=== Stated problem ===
According to the page on the const keyword, at what point does a const variable have to be initialized?

=== Page extract ===
※ ※ ※

‘const’ keyword is a type qualifier that can be associated with an object. It tells the compiler to mark the object as read-only.
Trying to directly modify such an object will result in a compiler error. Trying to indirectly modify it could result in undefined behavior. A const object is generally stored in the ‘data’ section of the program’s memory. But the location of its storage is more or less compiler dependent.
Most compilers may optimize out a const variable and just hard code its value to the compiled code. As a result, a const variable may not even occupy any space in memory.
There are several uses of this keyword.
1) A variable can be declared as ‘const’. A const variable has to be
initialized at the point of its declaration. The lifetime of such a variable is same as the lifetime of the program. But its scope is limited based on where it is declared.
const int a; //ERROR. A const variable
//must be initialized.
const int a=10; //OK
int const b = 20; //OK
char a = '1';
const char b= a; //OK
const char &c = a; //OK.
char &d = b; //ERROR. constness of an object
//cannot be reduced.
const int e = 4;
int f = e; //OK
{
const float f = 1.4;
}
// At this point, 'f' still exists
// in memory but out of scope.
2) A function parameter can be marked as ‘const’. This ensures that the argument passed to the function does not get modified within the function.

※ ※ ※

=== Data extract ===
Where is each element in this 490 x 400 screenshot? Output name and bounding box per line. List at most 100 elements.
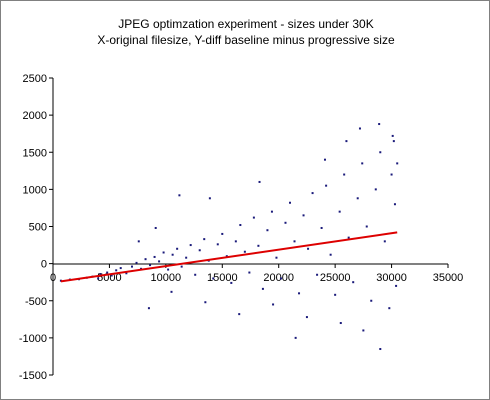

※ ※ ※

=== Response to this task ===
At the point of its declaration.